CHALLENGE A →
Write out the rows exactly as they appear, from the line with "section-personal (54, 135, 436, 204)" to the line with "bio-line: Force (2007-2009);", with both of those lines included.

Small businesses are already struggling, so it’s vital that they get tax filing right to avoid any penalties or nasty surprises. This means understanding how to stay compliant and also what special taxes may apply to them.
Over the past few years the SA Revenue Service (Sars) has worked hard to provide digital alternatives to filing in-branch, including eFiling and internet bank transfers.
The changes are helping to improve the process – Sars reported that the majority of payments (81.2%) received in 2019/20 were via eFiling; eFiling means SMEs can send in their returns, review their tax status and pay Sars online, for free at any time.
It’s also crucial that small businesses are aware of the tools and support available. At Xero, we've developed a new suite of cloud tools to enable SMEs to prepare, store and eFile VAT returns to Sars all in just a few clicks. These tools increase efficiency, reduce errors and admin – it’s never been easier or faster to eFile.
Here are their top tax tips to set SMEs off to a strong start this tax season:
Avoid nasty surprises
By Candice Mullins
There is no better sight than hindsight. Many businesses think that tax planning is only applicable to large corporates but they are wrong, it is critical in any small business and tax planning should be done with a reputable and experienced tax professional.
Having a 360° understanding of one’s tax risks enables small businesses the opportunity to understand the tax implications of day-to-day transactions. Be as tax efficient as possible, avoid any nasty surprises, and manage cash flow to cater for the taxes payable, thereby avoiding penalties, interest and other negative consequences and, finally, maintain a healthy relationship with our Revenue Service.
Get your tax-house in order – there’s nowhere to hide this year
By Louis Fourie
The days of taxpayers’ compliance status not-being fully tested by Sars are well and truly over. Sars’ Strategic Plan for 2020/21 to 2024/25 also spells it out clearly – there will be increased levels of compliance, higher detection of those who don't pay, and fines or penalties for those that don't comply.
Small businesses should be working with their accountant now to ensure a timely submission and to work out exactly what they need to be compliant this year. Sars is raising auto assessments for certain individual taxpayers, and you should speak with a registered tax practitioner about these to ensure that Sars is assessing you correctly as you may be losing out on valuable refunds.
There’s need for a close eye on all your details and documents. Make sure that your registered details are 100 percent correct with Sars, as incorrect details may lead to unnecessary penalties. Always promptly address any questions from Sars and use Xero to keep record of all your accounting transactions and supporting documents that they may request.

CHALLENGE B →
Give again, word for word, the part of the passage on small-business tax filing from "Having a 360°" to "our Revenue Service.".

[Item position entries]

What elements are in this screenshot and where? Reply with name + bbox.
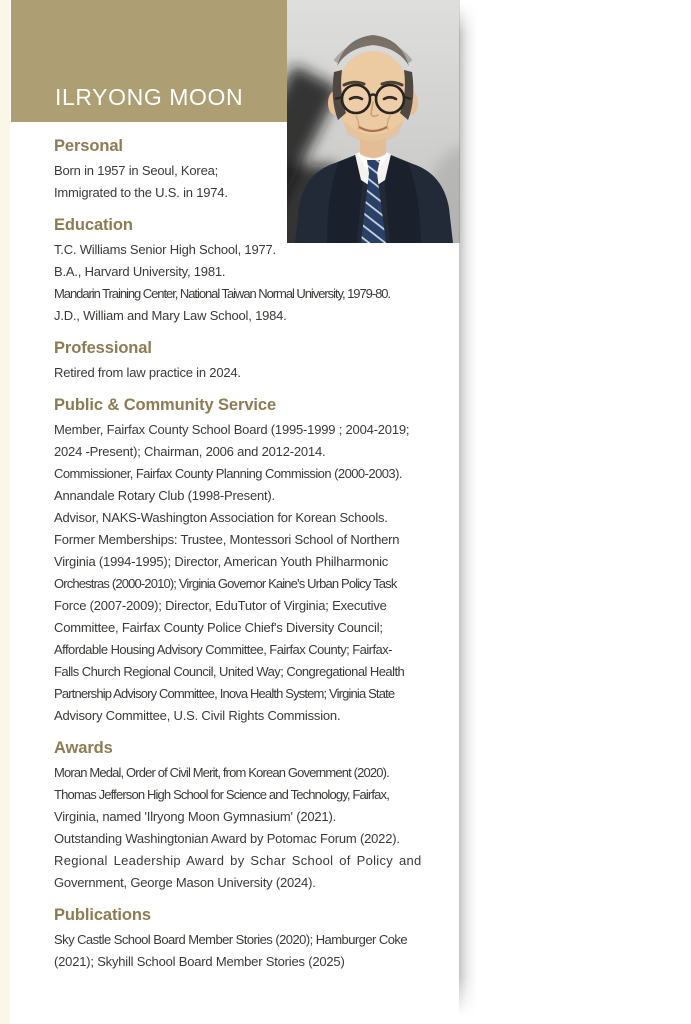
section-personal (54, 135, 436, 204)
bio-line: J.D., William and Mary Law School, 1984. (54, 308, 287, 323)
bio-line: 2024 -Present); Chairman, 2006 and 2012-2014. (54, 444, 326, 459)
bio-line: Force (2007-2009); Director, EduTutor of Virginia; Executive (54, 598, 387, 613)
bio-line: Affordable Housing Advisory Committee, Fairfax County; Fairfax- (54, 642, 392, 657)
section-education (54, 214, 436, 327)
page-edge-shadow (459, 4, 480, 1016)
page-title: ILRYONG MOON (55, 84, 244, 110)
bio-line: Committee, Fairfax County Police Chief's Diversity Council; (54, 620, 383, 635)
section-heading: Education (54, 216, 133, 234)
section-public-community-service (54, 394, 436, 727)
bio-line: Partnership Advisory Committee, Inova Health System; Virginia State (54, 686, 395, 701)
bio-line: Advisory Committee, U.S. Civil Rights Commission. (54, 708, 341, 723)
bio-line: Born in 1957 in Seoul, Korea; (54, 163, 219, 178)
bio-line: Mandarin Training Center, National Taiwan Normal University, 1979-80. (54, 286, 391, 301)
section-heading: Personal (54, 137, 123, 155)
bio-line: Orchestras (2000-2010); Virginia Governor Kaine's Urban Policy Task (54, 576, 397, 591)
section-heading: Awards (54, 739, 113, 757)
bio-line: Virginia, named 'Ilryong Moon Gymnasium' (2021). (54, 809, 336, 824)
section-publications (54, 904, 436, 973)
bio-line: Regional Leadership Award by Schar School of Policy and (54, 853, 422, 868)
bio-line: Annandale Rotary Club (1998-Present). (54, 488, 275, 503)
section-heading: Publications (54, 906, 151, 924)
bio-line: Member, Fairfax County School Board (1995-1999 ; 2004-2019; (54, 422, 410, 437)
bio-line: Commissioner, Fairfax County Planning Commission (2000-2003). (54, 466, 402, 481)
bio-line: Sky Castle School Board Member Stories (2020); Hamburger Coke (54, 932, 408, 947)
bio-line: T.C. Williams Senior High School, 1977. (54, 242, 276, 257)
bio-line: Outstanding Washingtonian Award by Potomac Forum (2022). (54, 831, 400, 846)
bio-content (54, 122, 436, 973)
bio-line: Advisor, NAKS-Washington Association for Korean Schools. (54, 510, 388, 525)
bio-line: Retired from law practice in 2024. (54, 365, 241, 380)
bio-line: Virginia (1994-1995); Director, American Youth Philharmonic (54, 554, 389, 569)
section-professional (54, 337, 436, 384)
bio-line: Falls Church Regional Council, United Way; Congregational Health (54, 664, 405, 679)
bio-line: Immigrated to the U.S. in 1974. (54, 185, 228, 200)
section-awards (54, 737, 436, 894)
section-heading: Professional (54, 339, 152, 357)
bio-line: B.A., Harvard University, 1981. (54, 264, 226, 279)
bio-line: Former Memberships: Trustee, Montessori School of Northern (54, 532, 400, 547)
bio-page (10, 0, 460, 1024)
section-heading: Public & Community Service (54, 396, 277, 414)
bio-line: (2021); Skyhill School Board Member Stories (2025) (54, 954, 345, 969)
bio-line: Government, George Mason University (2024). (54, 875, 316, 890)
title-band (11, 0, 287, 122)
bio-line: Thomas Jefferson High School for Science and Technology, Fairfax, (54, 787, 389, 802)
bio-line: Moran Medal, Order of Civil Merit, from Korean Government (2020). (54, 765, 389, 780)
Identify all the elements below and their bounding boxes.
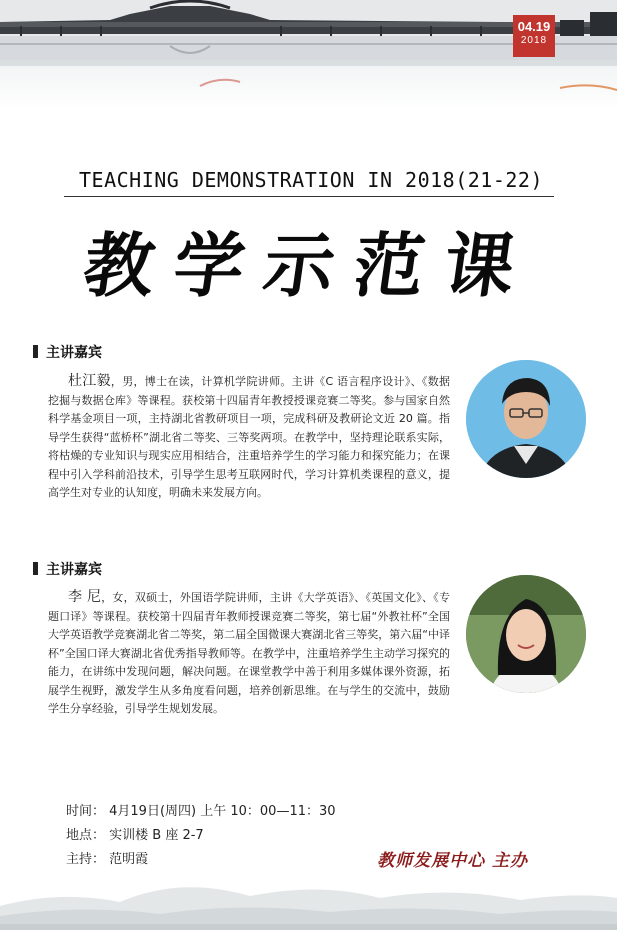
speaker-photo [466, 575, 586, 693]
speaker-heading [33, 559, 102, 579]
header-banner [0, 0, 617, 110]
chinese-title: 教学示范课 [78, 224, 541, 307]
date-badge [513, 15, 555, 57]
date-year: 2018 [520, 35, 548, 46]
speaker-bio-text: ，男，博士在读，计算机学院讲师。主讲《C 语言程序设计》、《数据挖掘与数据仓库》等课程。获校第十四届青年教授授课竞赛二等奖。参与国家自然科学基金项目一项，主持湖北省教研项目一项，完成科研及教研论文近 20 篇。指导学生获得“蓝桥杯”湖北省二等奖、三等奖两项。在教学中，坚持理论联系实际，将枯燥的专业知识与现实应用相结合，注重培养学生的学习能力和探究能力；在课程中引入学科前沿技术，引导学生思考互联网时代，学习计算机类课程的意义，提高学生对专业的认知度，明确未来发展方向。 [48, 375, 451, 499]
mountain-ink-decoration [0, 846, 617, 930]
event-host: 主持： 范明霞 [66, 852, 149, 867]
speaker-bio-text: ，女，双硕士，外国语学院讲师，主讲《大学英语》、《英国文化》、《专题口译》等课程。获校第十四届青年教师授课竞赛二等奖，第七届“外教社杯”全国大学英语教学竞赛湖北省二等奖，第二届全国微课大赛湖北省三等奖，第六届“中译杯”全国口译大赛湖北省优秀指导教师等。在教学中，注重培养学生主动学习探究的能力，在讲练中发现问题，解决问题。在课堂教学中善于利用多媒体课外资源，拓展学生视野，激发学生从多角度看问题，培养创新思维。在与学生的交流中，鼓励学生分享经验，引导学生规划发展。 [48, 591, 450, 715]
date-month-day: 04.19 [517, 19, 551, 34]
speaker-bio [48, 588, 450, 719]
speaker-name: 李 尼 [68, 589, 102, 605]
speaker-heading-text: 主讲嘉宾 [46, 345, 102, 361]
event-location: 地点： 实训楼 B 座 2-7 [66, 828, 204, 843]
portrait-icon [466, 360, 586, 478]
event-time: 时间： 4月19日(周四) 上午 10：00—11：30 [66, 804, 336, 819]
english-title: TEACHING DEMONSTRATION IN 2018(21-22) [78, 168, 544, 192]
organizer: 教师发展中心 主办 [375, 851, 532, 871]
heading-marker [33, 562, 38, 575]
speaker-name: 杜江毅 [68, 373, 111, 389]
speaker-bio [48, 372, 450, 503]
portrait-icon [466, 575, 586, 693]
speaker-photo [466, 360, 586, 478]
heading-marker [33, 345, 38, 358]
title-divider [64, 196, 554, 197]
speaker-heading-text: 主讲嘉宾 [46, 562, 102, 578]
speaker-heading [33, 342, 102, 362]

RIGHT ANSWER A →
section-personal (54, 135, 436, 204)
bio-line: J.D., William and Mary Law School, 1984. (54, 308, 287, 323)
bio-line: 2024 -Present); Chairman, 2006 and 2012-2014. (54, 444, 326, 459)
bio-line: Force (2007-2009); Director, EduTutor of Virginia; Executive (54, 598, 387, 613)

RIGHT ANSWER B →
Having a 360° understanding of one’s tax risks enables small businesses the opportunity to understand the tax implications of day-to-day transactions. Be as tax efficient as possible, avoid any nasty surprises, and manage cash flow to cater for the taxes payable, thereby avoiding penalties, interest and other negative consequences and, finally, maintain a healthy relationship with our Revenue Service.